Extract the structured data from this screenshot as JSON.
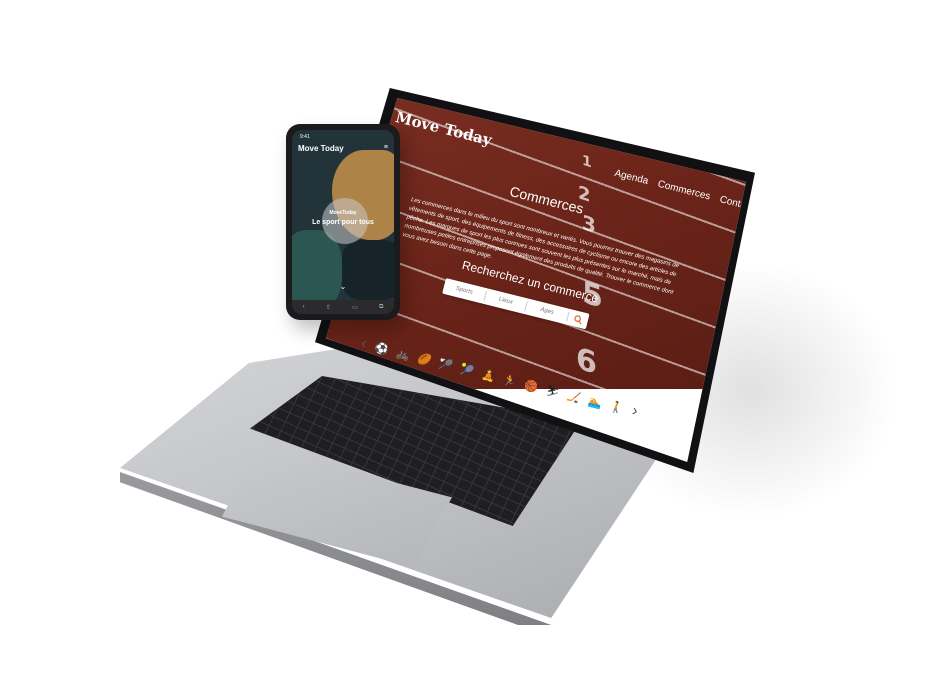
{
  "site": {
    "logo": "Move Today",
    "nav": [
      "Agenda",
      "Commerces",
      "Contact"
    ],
    "accent_color": "#e46a33",
    "hero_color": "#6b2419"
  },
  "hero": {
    "title": "Commerces",
    "text": "Les commerces dans le milieu du sport sont nombreux et variés. Vous pourrez trouver des magasins de vêtements de sport, des équipements de fitness, des accessoires de cyclisme ou encore des articles de pêche. Les marques de sport les plus connues sont souvent les plus présentes sur le marché, mais de nombreuses petites entreprises proposent également des produits de qualité. Trouver le commerce dont vous avez besoin dans cette page.",
    "lane_numbers": [
      "1",
      "2",
      "3",
      "5",
      "6"
    ]
  },
  "search": {
    "title": "Recherchez un commerce",
    "fields": [
      "Sports",
      "Lieux",
      "Ages"
    ],
    "button_icon": "search-icon"
  },
  "sports": {
    "prev_label": "‹",
    "next_label": "›",
    "icons": [
      {
        "name": "soccer-icon",
        "glyph": "⚽"
      },
      {
        "name": "cycling-icon",
        "glyph": "🚲"
      },
      {
        "name": "rugby-icon",
        "glyph": "🏉"
      },
      {
        "name": "badminton-icon",
        "glyph": "🏸"
      },
      {
        "name": "tennis-icon",
        "glyph": "🎾"
      },
      {
        "name": "yoga-icon",
        "glyph": "🧘"
      },
      {
        "name": "running-icon",
        "glyph": "🏃"
      },
      {
        "name": "basketball-icon",
        "glyph": "🏀",
        "active": true
      },
      {
        "name": "skiing-icon",
        "glyph": "⛷"
      },
      {
        "name": "hockey-icon",
        "glyph": "🏒"
      },
      {
        "name": "swimming-icon",
        "glyph": "🏊"
      },
      {
        "name": "walking-icon",
        "glyph": "🚶"
      }
    ]
  },
  "phone": {
    "status_time": "9:41",
    "logo": "Move Today",
    "brand": "MoveToday",
    "tagline": "Le sport pour tous"
  }
}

* * * *

■ What this task involves ■
Omit every picture, and otherwise quote the entries exactly.

■ Reply ■
Extract the structured data from this screenshot as JSON.
{
  "site": {
    "logo": "Move Today",
    "nav": [
      "Agenda",
      "Commerces",
      "Contact"
    ],
    "accent_color": "#e46a33",
    "hero_color": "#6b2419"
  },
  "hero": {
    "title": "Commerces",
    "text": "Les commerces dans le milieu du sport sont nombreux et variés. Vous pourrez trouver des magasins de vêtements de sport, des équipements de fitness, des accessoires de cyclisme ou encore des articles de pêche. Les marques de sport les plus connues sont souvent les plus présentes sur le marché, mais de nombreuses petites entreprises proposent également des produits de qualité. Trouver le commerce dont vous avez besoin dans cette page.",
    "lane_numbers": [
      "1",
      "2",
      "3",
      "5",
      "6"
    ]
  },
  "search": {
    "title": "Recherchez un commerce",
    "fields": [
      "Sports",
      "Lieux",
      "Ages"
    ],
    "button_icon": "search-icon"
  },
  "sports": {
    "prev_label": "‹",
    "next_label": "›",
    "icons": [
      {
        "name": "soccer-icon",
        "glyph": "⚽"
      },
      {
        "name": "cycling-icon",
        "glyph": "🚲"
      },
      {
        "name": "rugby-icon",
        "glyph": "🏉"
      },
      {
        "name": "badminton-icon",
        "glyph": "🏸"
      },
      {
        "name": "tennis-icon",
        "glyph": "🎾"
      },
      {
        "name": "yoga-icon",
        "glyph": "🧘"
      },
      {
        "name": "running-icon",
        "glyph": "🏃"
      },
      {
        "name": "basketball-icon",
        "glyph": "🏀",
        "active": true
      },
      {
        "name": "skiing-icon",
        "glyph": "⛷"
      },
      {
        "name": "hockey-icon",
        "glyph": "🏒"
      },
      {
        "name": "swimming-icon",
        "glyph": "🏊"
      },
      {
        "name": "walking-icon",
        "glyph": "🚶"
      }
    ]
  },
  "phone": {
    "status_time": "9:41",
    "logo": "Move Today",
    "brand": "MoveToday",
    "tagline": "Le sport pour tous"
  }
}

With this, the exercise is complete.